EXERCISE DETAILS: The exercise asks for every line of the data to be reproduced exactly.

DATASET ENTRIES:
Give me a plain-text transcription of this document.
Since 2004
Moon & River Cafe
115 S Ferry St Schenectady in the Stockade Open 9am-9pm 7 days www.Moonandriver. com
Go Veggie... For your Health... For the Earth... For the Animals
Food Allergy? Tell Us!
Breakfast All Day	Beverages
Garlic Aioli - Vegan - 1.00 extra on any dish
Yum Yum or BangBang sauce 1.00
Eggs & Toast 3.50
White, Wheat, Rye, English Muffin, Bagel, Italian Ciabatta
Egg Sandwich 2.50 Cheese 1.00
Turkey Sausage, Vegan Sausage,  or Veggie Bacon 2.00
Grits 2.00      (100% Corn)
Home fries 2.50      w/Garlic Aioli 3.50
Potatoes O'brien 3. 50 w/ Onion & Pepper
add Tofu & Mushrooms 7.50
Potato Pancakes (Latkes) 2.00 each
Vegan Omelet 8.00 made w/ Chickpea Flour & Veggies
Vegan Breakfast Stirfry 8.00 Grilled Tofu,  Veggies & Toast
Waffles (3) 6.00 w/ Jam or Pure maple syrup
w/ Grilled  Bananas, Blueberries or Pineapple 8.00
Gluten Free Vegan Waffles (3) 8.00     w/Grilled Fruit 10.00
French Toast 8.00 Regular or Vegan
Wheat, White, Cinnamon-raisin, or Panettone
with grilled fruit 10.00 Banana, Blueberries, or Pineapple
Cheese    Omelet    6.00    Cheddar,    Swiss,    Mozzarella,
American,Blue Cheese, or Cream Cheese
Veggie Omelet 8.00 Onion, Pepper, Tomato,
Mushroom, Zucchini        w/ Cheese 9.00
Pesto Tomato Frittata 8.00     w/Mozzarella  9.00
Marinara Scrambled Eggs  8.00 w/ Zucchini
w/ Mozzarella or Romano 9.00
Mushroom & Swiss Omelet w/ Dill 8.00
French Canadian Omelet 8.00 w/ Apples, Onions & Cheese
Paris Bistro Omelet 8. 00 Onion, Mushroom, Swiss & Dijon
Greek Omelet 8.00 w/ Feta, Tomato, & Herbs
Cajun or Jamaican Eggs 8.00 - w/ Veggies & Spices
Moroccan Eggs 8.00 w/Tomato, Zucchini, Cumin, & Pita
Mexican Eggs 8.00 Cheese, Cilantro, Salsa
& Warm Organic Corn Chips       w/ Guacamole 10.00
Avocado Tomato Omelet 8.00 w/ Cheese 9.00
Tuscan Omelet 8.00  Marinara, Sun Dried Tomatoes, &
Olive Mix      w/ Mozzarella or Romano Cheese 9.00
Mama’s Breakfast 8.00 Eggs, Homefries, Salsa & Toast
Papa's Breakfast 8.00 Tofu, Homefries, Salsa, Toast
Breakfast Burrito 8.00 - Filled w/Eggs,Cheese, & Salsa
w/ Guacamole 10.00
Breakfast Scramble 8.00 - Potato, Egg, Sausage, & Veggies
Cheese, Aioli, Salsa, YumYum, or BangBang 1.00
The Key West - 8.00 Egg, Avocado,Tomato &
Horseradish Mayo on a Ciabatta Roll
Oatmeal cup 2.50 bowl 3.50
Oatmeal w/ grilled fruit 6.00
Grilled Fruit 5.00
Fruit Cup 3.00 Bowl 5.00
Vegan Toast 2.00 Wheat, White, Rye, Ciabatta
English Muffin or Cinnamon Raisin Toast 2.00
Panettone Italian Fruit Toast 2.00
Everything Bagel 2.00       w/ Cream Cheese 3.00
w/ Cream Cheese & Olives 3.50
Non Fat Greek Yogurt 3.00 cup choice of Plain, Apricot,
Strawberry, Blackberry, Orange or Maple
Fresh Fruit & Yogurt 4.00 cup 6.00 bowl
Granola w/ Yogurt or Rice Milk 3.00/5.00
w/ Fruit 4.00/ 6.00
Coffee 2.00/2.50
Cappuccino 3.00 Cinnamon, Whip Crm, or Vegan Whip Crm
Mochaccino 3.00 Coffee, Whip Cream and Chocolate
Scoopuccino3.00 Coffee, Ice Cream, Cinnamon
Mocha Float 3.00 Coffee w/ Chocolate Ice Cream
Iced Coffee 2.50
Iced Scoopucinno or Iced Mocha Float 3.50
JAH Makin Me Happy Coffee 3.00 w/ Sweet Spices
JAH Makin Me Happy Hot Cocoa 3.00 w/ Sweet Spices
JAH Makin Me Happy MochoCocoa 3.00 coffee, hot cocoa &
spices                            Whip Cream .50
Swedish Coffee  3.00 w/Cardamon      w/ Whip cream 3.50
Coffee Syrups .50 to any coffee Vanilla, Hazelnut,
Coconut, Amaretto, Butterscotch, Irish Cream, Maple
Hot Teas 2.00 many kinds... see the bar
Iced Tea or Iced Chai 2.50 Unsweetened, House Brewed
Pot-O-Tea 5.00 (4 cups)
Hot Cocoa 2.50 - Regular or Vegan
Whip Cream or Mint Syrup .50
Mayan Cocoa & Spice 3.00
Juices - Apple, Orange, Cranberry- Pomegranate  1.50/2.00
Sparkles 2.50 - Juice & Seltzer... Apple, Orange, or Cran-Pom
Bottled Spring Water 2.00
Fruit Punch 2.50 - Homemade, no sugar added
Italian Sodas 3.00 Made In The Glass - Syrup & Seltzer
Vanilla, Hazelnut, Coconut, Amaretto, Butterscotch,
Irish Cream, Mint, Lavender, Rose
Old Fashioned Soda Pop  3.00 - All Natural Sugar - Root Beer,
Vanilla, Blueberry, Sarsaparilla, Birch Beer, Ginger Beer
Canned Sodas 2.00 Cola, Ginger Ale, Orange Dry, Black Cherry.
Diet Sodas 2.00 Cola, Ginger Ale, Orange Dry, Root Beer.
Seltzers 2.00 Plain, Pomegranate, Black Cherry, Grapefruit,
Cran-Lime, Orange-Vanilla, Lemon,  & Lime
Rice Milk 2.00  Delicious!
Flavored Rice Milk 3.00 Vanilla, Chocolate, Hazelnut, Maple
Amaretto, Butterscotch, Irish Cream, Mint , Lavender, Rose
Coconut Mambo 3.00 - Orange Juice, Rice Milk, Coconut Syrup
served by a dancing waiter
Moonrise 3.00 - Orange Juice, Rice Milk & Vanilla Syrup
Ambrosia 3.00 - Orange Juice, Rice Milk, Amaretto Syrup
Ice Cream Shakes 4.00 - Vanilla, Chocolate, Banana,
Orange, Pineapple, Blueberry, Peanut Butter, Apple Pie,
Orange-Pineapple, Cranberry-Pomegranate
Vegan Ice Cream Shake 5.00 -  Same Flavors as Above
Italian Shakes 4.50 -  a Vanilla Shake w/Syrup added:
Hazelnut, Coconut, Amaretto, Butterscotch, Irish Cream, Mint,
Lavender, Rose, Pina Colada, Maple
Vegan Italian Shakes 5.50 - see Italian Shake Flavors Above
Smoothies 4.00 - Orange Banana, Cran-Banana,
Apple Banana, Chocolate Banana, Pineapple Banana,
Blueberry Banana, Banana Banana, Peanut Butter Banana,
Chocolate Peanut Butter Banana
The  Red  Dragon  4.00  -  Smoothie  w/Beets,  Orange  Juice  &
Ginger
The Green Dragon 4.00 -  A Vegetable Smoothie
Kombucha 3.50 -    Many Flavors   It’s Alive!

ANSWER TO THIS TASK:
Give me a plain-text transcription of this document.
Since 2004
Moon & River Cafe
115 S Ferry St Schenectady in the Stockade Open 9am-9pm 7 days www.Moonandriver. com
Go Veggie... For your Health... For the Earth... For the Animals
Food Allergy? Tell Us!
Breakfast All Day	Beverages
Garlic Aioli - Vegan - 1.00 extra on any dish
Yum Yum or BangBang sauce 1.00
Eggs & Toast 3.50
White, Wheat, Rye, English Muffin, Bagel, Italian Ciabatta
Egg Sandwich 2.50 Cheese 1.00
Turkey Sausage, Vegan Sausage,  or Veggie Bacon 2.00
Grits 2.00      (100% Corn)
Home fries 2.50      w/Garlic Aioli 3.50
Potatoes O'brien 3. 50 w/ Onion & Pepper
add Tofu & Mushrooms 7.50
Potato Pancakes (Latkes) 2.00 each
Vegan Omelet 8.00 made w/ Chickpea Flour & Veggies
Vegan Breakfast Stirfry 8.00 Grilled Tofu,  Veggies & Toast
Waffles (3) 6.00 w/ Jam or Pure maple syrup
w/ Grilled  Bananas, Blueberries or Pineapple 8.00
Gluten Free Vegan Waffles (3) 8.00     w/Grilled Fruit 10.00
French Toast 8.00 Regular or Vegan
Wheat, White, Cinnamon-raisin, or Panettone
with grilled fruit 10.00 Banana, Blueberries, or Pineapple
Cheese    Omelet    6.00    Cheddar,    Swiss,    Mozzarella,
American,Blue Cheese, or Cream Cheese
Veggie Omelet 8.00 Onion, Pepper, Tomato,
Mushroom, Zucchini        w/ Cheese 9.00
Pesto Tomato Frittata 8.00     w/Mozzarella  9.00
Marinara Scrambled Eggs  8.00 w/ Zucchini
w/ Mozzarella or Romano 9.00
Mushroom & Swiss Omelet w/ Dill 8.00
French Canadian Omelet 8.00 w/ Apples, Onions & Cheese
Paris Bistro Omelet 8. 00 Onion, Mushroom, Swiss & Dijon
Greek Omelet 8.00 w/ Feta, Tomato, & Herbs
Cajun or Jamaican Eggs 8.00 - w/ Veggies & Spices
Moroccan Eggs 8.00 w/Tomato, Zucchini, Cumin, & Pita
Mexican Eggs 8.00 Cheese, Cilantro, Salsa
& Warm Organic Corn Chips       w/ Guacamole 10.00
Avocado Tomato Omelet 8.00 w/ Cheese 9.00
Tuscan Omelet 8.00  Marinara, Sun Dried Tomatoes, &
Olive Mix      w/ Mozzarella or Romano Cheese 9.00
Mama’s Breakfast 8.00 Eggs, Homefries, Salsa & Toast
Papa's Breakfast 8.00 Tofu, Homefries, Salsa, Toast
Breakfast Burrito 8.00 - Filled w/Eggs,Cheese, & Salsa
w/ Guacamole 10.00
Breakfast Scramble 8.00 - Potato, Egg, Sausage, & Veggies
Cheese, Aioli, Salsa, YumYum, or BangBang 1.00
The Key West - 8.00 Egg, Avocado,Tomato &
Horseradish Mayo on a Ciabatta Roll
Oatmeal cup 2.50 bowl 3.50
Oatmeal w/ grilled fruit 6.00
Grilled Fruit 5.00
Fruit Cup 3.00 Bowl 5.00
Vegan Toast 2.00 Wheat, White, Rye, Ciabatta
English Muffin or Cinnamon Raisin Toast 2.00
Panettone Italian Fruit Toast 2.00
Everything Bagel 2.00       w/ Cream Cheese 3.00
w/ Cream Cheese & Olives 3.50
Non Fat Greek Yogurt 3.00 cup choice of Plain, Apricot,
Strawberry, Blackberry, Orange or Maple
Fresh Fruit & Yogurt 4.00 cup 6.00 bowl
Granola w/ Yogurt or Rice Milk 3.00/5.00
w/ Fruit 4.00/ 6.00
Coffee 2.00/2.50
Cappuccino 3.00 Cinnamon, Whip Crm, or Vegan Whip Crm
Mochaccino 3.00 Coffee, Whip Cream and Chocolate
Scoopuccino3.00 Coffee, Ice Cream, Cinnamon
Mocha Float 3.00 Coffee w/ Chocolate Ice Cream
Iced Coffee 2.50
Iced Scoopucinno or Iced Mocha Float 3.50
JAH Makin Me Happy Coffee 3.00 w/ Sweet Spices
JAH Makin Me Happy Hot Cocoa 3.00 w/ Sweet Spices
JAH Makin Me Happy MochoCocoa 3.00 coffee, hot cocoa &
spices                            Whip Cream .50
Swedish Coffee  3.00 w/Cardamon      w/ Whip cream 3.50
Coffee Syrups .50 to any coffee Vanilla, Hazelnut,
Coconut, Amaretto, Butterscotch, Irish Cream, Maple
Hot Teas 2.00 many kinds... see the bar
Iced Tea or Iced Chai 2.50 Unsweetened, House Brewed
Pot-O-Tea 5.00 (4 cups)
Hot Cocoa 2.50 - Regular or Vegan
Whip Cream or Mint Syrup .50
Mayan Cocoa & Spice 3.00
Juices - Apple, Orange, Cranberry- Pomegranate  1.50/2.00
Sparkles 2.50 - Juice & Seltzer... Apple, Orange, or Cran-Pom
Bottled Spring Water 2.00
Fruit Punch 2.50 - Homemade, no sugar added
Italian Sodas 3.00 Made In The Glass - Syrup & Seltzer
Vanilla, Hazelnut, Coconut, Amaretto, Butterscotch,
Irish Cream, Mint, Lavender, Rose
Old Fashioned Soda Pop  3.00 - All Natural Sugar - Root Beer,
Vanilla, Blueberry, Sarsaparilla, Birch Beer, Ginger Beer
Canned Sodas 2.00 Cola, Ginger Ale, Orange Dry, Black Cherry.
Diet Sodas 2.00 Cola, Ginger Ale, Orange Dry, Root Beer.
Seltzers 2.00 Plain, Pomegranate, Black Cherry, Grapefruit,
Cran-Lime, Orange-Vanilla, Lemon,  & Lime
Rice Milk 2.00  Delicious!
Flavored Rice Milk 3.00 Vanilla, Chocolate, Hazelnut, Maple
Amaretto, Butterscotch, Irish Cream, Mint , Lavender, Rose
Coconut Mambo 3.00 - Orange Juice, Rice Milk, Coconut Syrup
served by a dancing waiter
Moonrise 3.00 - Orange Juice, Rice Milk & Vanilla Syrup
Ambrosia 3.00 - Orange Juice, Rice Milk, Amaretto Syrup
Ice Cream Shakes 4.00 - Vanilla, Chocolate, Banana,
Orange, Pineapple, Blueberry, Peanut Butter, Apple Pie,
Orange-Pineapple, Cranberry-Pomegranate
Vegan Ice Cream Shake 5.00 -  Same Flavors as Above
Italian Shakes 4.50 -  a Vanilla Shake w/Syrup added:
Hazelnut, Coconut, Amaretto, Butterscotch, Irish Cream, Mint,
Lavender, Rose, Pina Colada, Maple
Vegan Italian Shakes 5.50 - see Italian Shake Flavors Above
Smoothies 4.00 - Orange Banana, Cran-Banana,
Apple Banana, Chocolate Banana, Pineapple Banana,
Blueberry Banana, Banana Banana, Peanut Butter Banana,
Chocolate Peanut Butter Banana
The  Red  Dragon  4.00  -  Smoothie  w/Beets,  Orange  Juice  &
Ginger
The Green Dragon 4.00 -  A Vegetable Smoothie
Kombucha 3.50 -    Many Flavors   It’s Alive!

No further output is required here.